What needs to be done: Write out every row below word for word, but leave out the pictures.

Extracted information:
[Start]

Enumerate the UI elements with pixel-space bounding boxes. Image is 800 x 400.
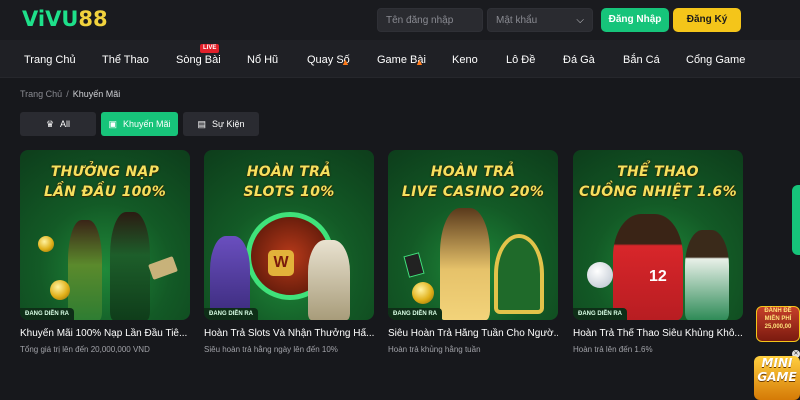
dealer-figure — [440, 208, 490, 320]
footballer-green-figure — [685, 230, 729, 320]
side-drawer-handle[interactable] — [792, 185, 800, 255]
nav-item-fishing[interactable]: Bắn Cá — [623, 40, 660, 78]
gift-icon: ▣ — [108, 119, 117, 129]
status-badge: ĐANG DIỄN RA — [20, 308, 75, 320]
top-header: ViVU 88 Tên đăng nhập Mật khẩu ⌵ Đăng Nhậ… — [0, 0, 800, 40]
free-lottery-amount: 25,000,00 — [764, 324, 792, 330]
promo-card-art-title: THƯỞNG NẠP — [50, 164, 160, 180]
nav-item-card-games[interactable]: Game Bài ▲ — [377, 40, 426, 78]
filter-tab-events-label: Sự Kiện — [211, 119, 245, 129]
promo-card-image[interactable]: HOÀN TRẢ LIVE CASINO 20% ĐANG DIỄN RA — [388, 150, 558, 320]
password-placeholder: Mật khẩu — [496, 15, 538, 26]
breadcrumb-separator: / — [66, 89, 69, 99]
promo-card[interactable]: THỂ THAO CUỒNG NHIỆT 1.6% 12 ĐANG DIỄN R… — [573, 150, 743, 354]
breadcrumb: Trang Chủ / Khuyến Mãi — [20, 89, 120, 99]
fire-icon: ▲ — [415, 57, 424, 67]
mini-game-line1: MINI — [761, 356, 793, 370]
promo-card-subtitle: Siêu hoàn trả hằng ngày lên đến 10% — [204, 345, 338, 354]
free-lottery-line1: ĐÁNH ĐỀ — [764, 308, 792, 314]
promo-card-art-subtitle: LẦN ĐẦU 100% — [43, 184, 167, 200]
gold-coin-icon — [412, 282, 434, 304]
login-button[interactable]: Đăng Nhập — [601, 8, 669, 32]
register-button[interactable]: Đăng Ký — [673, 8, 741, 32]
promo-card-image[interactable]: HOÀN TRẢ SLOTS 10% W ĐANG DIỄN RA — [204, 150, 374, 320]
filter-tab-promotions[interactable]: ▣ Khuyến Mãi — [101, 112, 178, 136]
promo-card-title[interactable]: Siêu Hoàn Trả Hằng Tuần Cho Ngườ... — [388, 328, 558, 339]
crown-icon: ♛ — [45, 119, 55, 129]
nav-item-lode[interactable]: Lô Đề — [506, 40, 535, 78]
zeus-figure — [308, 240, 350, 320]
live-badge: LIVE — [200, 44, 220, 53]
breadcrumb-current: Khuyến Mãi — [72, 89, 121, 99]
nav-item-slots[interactable]: Nổ Hũ — [247, 40, 278, 78]
promo-card-title[interactable]: Khuyến Mãi 100% Nạp Lần Đầu Tiê... — [20, 328, 190, 339]
promo-card-subtitle: Hoàn trả khủng hằng tuần — [388, 345, 481, 354]
promo-card-art-title: THỂ THAO — [617, 164, 699, 180]
filter-tab-all[interactable]: ♛ All — [20, 112, 96, 136]
man-figure — [110, 212, 150, 320]
breadcrumb-home[interactable]: Trang Chủ — [20, 89, 62, 99]
chevron-down-icon[interactable]: ⌵ — [576, 9, 584, 33]
wild-symbol-icon: W — [268, 250, 294, 276]
filter-tab-events[interactable]: ▤ Sự Kiện — [183, 112, 259, 136]
promo-card-image[interactable]: THỂ THAO CUỒNG NHIỆT 1.6% 12 ĐANG DIỄN R… — [573, 150, 743, 320]
jersey-number: 12 — [649, 268, 667, 285]
promo-card-title[interactable]: Hoàn Trả Thể Thao Siêu Khủng Khô... — [573, 328, 743, 339]
username-input[interactable]: Tên đăng nhập — [377, 8, 483, 32]
mini-game-widget[interactable]: MINI GAME — [754, 356, 800, 400]
footballer-red-figure — [613, 214, 683, 320]
site-logo[interactable]: ViVU 88 — [22, 6, 108, 32]
status-badge: ĐANG DIỄN RA — [573, 308, 628, 320]
nav-item-cockfight[interactable]: Đá Gà — [563, 40, 595, 78]
nav-item-keno[interactable]: Keno — [452, 40, 478, 78]
football-icon — [587, 262, 613, 288]
nav-item-game-portal[interactable]: Cổng Game — [686, 40, 745, 78]
logo-text-vivu: ViVU — [22, 7, 79, 31]
promo-card-image[interactable]: THƯỞNG NẠP LẦN ĐẦU 100% ĐANG DIỄN RA — [20, 150, 190, 320]
promo-card-art-title: HOÀN TRẢ — [246, 164, 332, 180]
playing-card-icon — [403, 252, 425, 278]
promo-card-art-subtitle: CUỒNG NHIỆT 1.6% — [579, 184, 737, 200]
roulette-wheel — [494, 234, 544, 314]
nav-item-home[interactable]: Trang Chủ — [24, 40, 76, 78]
promo-card[interactable]: HOÀN TRẢ SLOTS 10% W ĐANG DIỄN RA Hoàn T… — [204, 150, 374, 354]
password-input[interactable]: Mật khẩu ⌵ — [487, 8, 593, 32]
nav-item-lottery[interactable]: Quay Số ▲ — [307, 40, 350, 78]
mini-game-line2: GAME — [757, 370, 797, 384]
status-badge: ĐANG DIỄN RA — [388, 308, 443, 320]
free-lottery-widget[interactable]: ĐÁNH ĐỀ MIỄN PHÍ 25,000,00 — [756, 306, 800, 342]
calendar-icon: ▤ — [197, 119, 206, 129]
filter-tab-all-label: All — [60, 119, 71, 129]
logo-text-88: 88 — [78, 7, 108, 31]
promo-card-subtitle: Tổng giá trị lên đến 20,000,000 VND — [20, 345, 150, 354]
fire-icon: ▲ — [341, 57, 350, 67]
promo-card-art-title: HOÀN TRẢ — [430, 164, 516, 180]
gold-coin-icon — [38, 236, 54, 252]
woman-figure — [68, 220, 102, 320]
promo-card-title[interactable]: Hoàn Trả Slots Và Nhận Thưởng Hấ... — [204, 328, 374, 339]
free-lottery-line2: MIỄN PHÍ — [764, 316, 792, 322]
nav-item-casino[interactable]: Sòng Bài LIVE — [176, 40, 221, 78]
nav-item-casino-label: Sòng Bài — [176, 54, 221, 66]
main-nav: Trang Chủ Thể Thao Sòng Bài LIVE Nổ Hũ Q… — [0, 40, 800, 78]
status-badge: ĐANG DIỄN RA — [204, 308, 259, 320]
promo-card[interactable]: THƯỞNG NẠP LẦN ĐẦU 100% ĐANG DIỄN RA Khu… — [20, 150, 190, 354]
filter-tab-promotions-label: Khuyến Mãi — [122, 119, 171, 129]
nav-item-sports[interactable]: Thể Thao — [102, 40, 149, 78]
cash-icon — [148, 256, 178, 280]
promo-card-art-subtitle: LIVE CASINO 20% — [401, 184, 545, 200]
gold-coin-icon — [50, 280, 70, 300]
promo-card[interactable]: HOÀN TRẢ LIVE CASINO 20% ĐANG DIỄN RA Si… — [388, 150, 558, 354]
promo-card-subtitle: Hoàn trả lên đến 1.6% — [573, 345, 653, 354]
promo-card-art-subtitle: SLOTS 10% — [243, 184, 335, 200]
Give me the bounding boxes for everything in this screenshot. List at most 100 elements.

[End]

Exercise response:
Enumerate the UI elements with pixel-space bounding boxes. Image is 800 x 400.
dealer-figure — [440, 208, 490, 320]
footballer-green-figure — [685, 230, 729, 320]
side-drawer-handle[interactable] — [792, 185, 800, 255]
nav-item-fishing[interactable]: Bắn Cá — [623, 40, 660, 78]
gift-icon: ▣ — [108, 119, 117, 129]
status-badge: ĐANG DIỄN RA — [20, 308, 75, 320]
top-header: ViVU 88 Tên đăng nhập Mật khẩu ⌵ Đăng Nhậ… — [0, 0, 800, 40]
free-lottery-amount: 25,000,00 — [764, 324, 792, 330]
promo-card-art-title: THƯỞNG NẠP — [50, 164, 160, 180]
nav-item-card-games[interactable]: Game Bài ▲ — [377, 40, 426, 78]
filter-tab-events-label: Sự Kiện — [211, 119, 245, 129]
promo-card-image[interactable]: HOÀN TRẢ LIVE CASINO 20% ĐANG DIỄN RA — [388, 150, 558, 320]
password-placeholder: Mật khẩu — [496, 15, 538, 26]
breadcrumb-separator: / — [66, 89, 69, 99]
promo-card[interactable]: THỂ THAO CUỒNG NHIỆT 1.6% 12 ĐANG DIỄN R… — [573, 150, 743, 354]
breadcrumb: Trang Chủ / Khuyến Mãi — [20, 89, 120, 99]
fire-icon: ▲ — [415, 57, 424, 67]
mini-game-line1: MINI — [761, 356, 793, 370]
promo-card-subtitle: Siêu hoàn trả hằng ngày lên đến 10% — [204, 345, 338, 354]
free-lottery-line1: ĐÁNH ĐỀ — [764, 308, 792, 314]
promo-card-art-subtitle: LẦN ĐẦU 100% — [43, 184, 167, 200]
gold-coin-icon — [412, 282, 434, 304]
login-button[interactable]: Đăng Nhập — [601, 8, 669, 32]
register-button[interactable]: Đăng Ký — [673, 8, 741, 32]
promo-card-image[interactable]: HOÀN TRẢ SLOTS 10% W ĐANG DIỄN RA — [204, 150, 374, 320]
filter-tab-promotions[interactable]: ▣ Khuyến Mãi — [101, 112, 178, 136]
promo-card-title[interactable]: Siêu Hoàn Trả Hằng Tuần Cho Ngườ... — [388, 328, 558, 339]
crown-icon: ♛ — [45, 119, 55, 129]
nav-item-lode[interactable]: Lô Đề — [506, 40, 535, 78]
zeus-figure — [308, 240, 350, 320]
live-badge: LIVE — [200, 44, 220, 53]
breadcrumb-current: Khuyến Mãi — [72, 89, 121, 99]
nav-item-slots[interactable]: Nổ Hũ — [247, 40, 278, 78]
promo-card-title[interactable]: Khuyến Mãi 100% Nạp Lần Đầu Tiê... — [20, 328, 190, 339]
promo-card-subtitle: Hoàn trả khủng hằng tuần — [388, 345, 481, 354]
promo-card-art-title: THỂ THAO — [617, 164, 699, 180]
filter-tab-all[interactable]: ♛ All — [20, 112, 96, 136]
man-figure — [110, 212, 150, 320]
breadcrumb-home[interactable]: Trang Chủ — [20, 89, 62, 99]
chevron-down-icon[interactable]: ⌵ — [576, 9, 584, 33]
wild-symbol-icon: W — [268, 250, 294, 276]
filter-tab-events[interactable]: ▤ Sự Kiện — [183, 112, 259, 136]
promo-card-image[interactable]: THỂ THAO CUỒNG NHIỆT 1.6% 12 ĐANG DIỄN R… — [573, 150, 743, 320]
jersey-number: 12 — [649, 268, 667, 285]
promo-card-title[interactable]: Hoàn Trả Thể Thao Siêu Khủng Khô... — [573, 328, 743, 339]
username-input[interactable]: Tên đăng nhập — [377, 8, 483, 32]
mini-game-widget[interactable]: MINI GAME — [754, 356, 800, 400]
footballer-red-figure — [613, 214, 683, 320]
site-logo[interactable]: ViVU 88 — [22, 6, 108, 32]
status-badge: ĐANG DIỄN RA — [573, 308, 628, 320]
nav-item-cockfight[interactable]: Đá Gà — [563, 40, 595, 78]
nav-item-keno[interactable]: Keno — [452, 40, 478, 78]
football-icon — [587, 262, 613, 288]
nav-item-game-portal[interactable]: Cổng Game — [686, 40, 745, 78]
logo-text-vivu: ViVU — [22, 7, 79, 31]
promo-card-image[interactable]: THƯỞNG NẠP LẦN ĐẦU 100% ĐANG DIỄN RA — [20, 150, 190, 320]
promo-card-art-title: HOÀN TRẢ — [246, 164, 332, 180]
playing-card-icon — [403, 252, 425, 278]
promo-card-art-subtitle: CUỒNG NHIỆT 1.6% — [579, 184, 737, 200]
roulette-wheel — [494, 234, 544, 314]
nav-item-home[interactable]: Trang Chủ — [24, 40, 76, 78]
promo-card[interactable]: HOÀN TRẢ SLOTS 10% W ĐANG DIỄN RA Hoàn T… — [204, 150, 374, 354]
password-input[interactable]: Mật khẩu ⌵ — [487, 8, 593, 32]
nav-item-lottery[interactable]: Quay Số ▲ — [307, 40, 350, 78]
mini-game-line2: GAME — [757, 370, 797, 384]
status-badge: ĐANG DIỄN RA — [388, 308, 443, 320]
free-lottery-widget[interactable]: ĐÁNH ĐỀ MIỄN PHÍ 25,000,00 — [756, 306, 800, 342]
calendar-icon: ▤ — [197, 119, 206, 129]
filter-tab-all-label: All — [60, 119, 71, 129]
logo-text-88: 88 — [78, 7, 108, 31]
promo-card-subtitle: Tổng giá trị lên đến 20,000,000 VND — [20, 345, 150, 354]
fire-icon: ▲ — [341, 57, 350, 67]
promo-card-art-title: HOÀN TRẢ — [430, 164, 516, 180]
gold-coin-icon — [38, 236, 54, 252]
woman-figure — [68, 220, 102, 320]
promo-card-title[interactable]: Hoàn Trả Slots Và Nhận Thưởng Hấ... — [204, 328, 374, 339]
free-lottery-line2: MIỄN PHÍ — [764, 316, 792, 322]
nav-item-casino[interactable]: Sòng Bài LIVE — [176, 40, 221, 78]
nav-item-casino-label: Sòng Bài — [176, 54, 221, 66]
main-nav: Trang Chủ Thể Thao Sòng Bài LIVE Nổ Hũ Q… — [0, 40, 800, 78]
status-badge: ĐANG DIỄN RA — [204, 308, 259, 320]
promo-card[interactable]: THƯỞNG NẠP LẦN ĐẦU 100% ĐANG DIỄN RA Khu… — [20, 150, 190, 354]
filter-tab-promotions-label: Khuyến Mãi — [122, 119, 171, 129]
nav-item-sports[interactable]: Thể Thao — [102, 40, 149, 78]
cash-icon — [148, 256, 178, 280]
promo-card-art-subtitle: LIVE CASINO 20% — [401, 184, 545, 200]
gold-coin-icon — [50, 280, 70, 300]
promo-card[interactable]: HOÀN TRẢ LIVE CASINO 20% ĐANG DIỄN RA Si… — [388, 150, 558, 354]
promo-card-subtitle: Hoàn trả lên đến 1.6% — [573, 345, 653, 354]
promo-card-art-subtitle: SLOTS 10% — [243, 184, 335, 200]
Give me the bounding boxes for everything in this screenshot. List at most 100 elements.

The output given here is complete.